Your instructions:
Quote every line of the material beneath this one.

Data to process:
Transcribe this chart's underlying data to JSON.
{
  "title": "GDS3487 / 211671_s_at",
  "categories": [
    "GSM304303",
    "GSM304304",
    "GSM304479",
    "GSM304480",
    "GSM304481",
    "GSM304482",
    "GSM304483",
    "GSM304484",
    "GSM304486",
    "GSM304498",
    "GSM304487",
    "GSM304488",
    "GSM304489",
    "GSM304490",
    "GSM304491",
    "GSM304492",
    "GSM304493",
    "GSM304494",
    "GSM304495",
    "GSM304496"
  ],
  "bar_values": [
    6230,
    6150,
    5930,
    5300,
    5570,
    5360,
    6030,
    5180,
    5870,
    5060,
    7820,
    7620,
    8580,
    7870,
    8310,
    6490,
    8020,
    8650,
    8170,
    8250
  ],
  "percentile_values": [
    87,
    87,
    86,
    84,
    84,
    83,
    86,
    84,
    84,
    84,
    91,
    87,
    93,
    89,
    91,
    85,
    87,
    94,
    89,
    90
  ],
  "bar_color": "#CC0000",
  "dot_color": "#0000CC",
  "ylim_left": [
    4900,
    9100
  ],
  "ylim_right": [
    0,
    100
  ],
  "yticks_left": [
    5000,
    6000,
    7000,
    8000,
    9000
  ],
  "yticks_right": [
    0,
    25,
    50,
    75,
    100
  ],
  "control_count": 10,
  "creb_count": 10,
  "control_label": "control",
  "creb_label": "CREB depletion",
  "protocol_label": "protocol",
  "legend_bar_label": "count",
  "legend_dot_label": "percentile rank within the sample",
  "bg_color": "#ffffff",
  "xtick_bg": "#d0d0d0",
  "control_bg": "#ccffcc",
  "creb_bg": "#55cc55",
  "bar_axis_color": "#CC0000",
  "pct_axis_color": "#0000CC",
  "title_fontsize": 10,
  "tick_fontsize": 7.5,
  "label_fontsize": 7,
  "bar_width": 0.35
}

Task response:
Transcribe this chart's underlying data to JSON.
{
  "title": "GDS3487 / 211671_s_at",
  "categories": [
    "GSM304303",
    "GSM304304",
    "GSM304479",
    "GSM304480",
    "GSM304481",
    "GSM304482",
    "GSM304483",
    "GSM304484",
    "GSM304486",
    "GSM304498",
    "GSM304487",
    "GSM304488",
    "GSM304489",
    "GSM304490",
    "GSM304491",
    "GSM304492",
    "GSM304493",
    "GSM304494",
    "GSM304495",
    "GSM304496"
  ],
  "bar_values": [
    6230,
    6150,
    5930,
    5300,
    5570,
    5360,
    6030,
    5180,
    5870,
    5060,
    7820,
    7620,
    8580,
    7870,
    8310,
    6490,
    8020,
    8650,
    8170,
    8250
  ],
  "percentile_values": [
    87,
    87,
    86,
    84,
    84,
    83,
    86,
    84,
    84,
    84,
    91,
    87,
    93,
    89,
    91,
    85,
    87,
    94,
    89,
    90
  ],
  "bar_color": "#CC0000",
  "dot_color": "#0000CC",
  "ylim_left": [
    4900,
    9100
  ],
  "ylim_right": [
    0,
    100
  ],
  "yticks_left": [
    5000,
    6000,
    7000,
    8000,
    9000
  ],
  "yticks_right": [
    0,
    25,
    50,
    75,
    100
  ],
  "control_count": 10,
  "creb_count": 10,
  "control_label": "control",
  "creb_label": "CREB depletion",
  "protocol_label": "protocol",
  "legend_bar_label": "count",
  "legend_dot_label": "percentile rank within the sample",
  "bg_color": "#ffffff",
  "xtick_bg": "#d0d0d0",
  "control_bg": "#ccffcc",
  "creb_bg": "#55cc55",
  "bar_axis_color": "#CC0000",
  "pct_axis_color": "#0000CC",
  "title_fontsize": 10,
  "tick_fontsize": 7.5,
  "label_fontsize": 7,
  "bar_width": 0.35
}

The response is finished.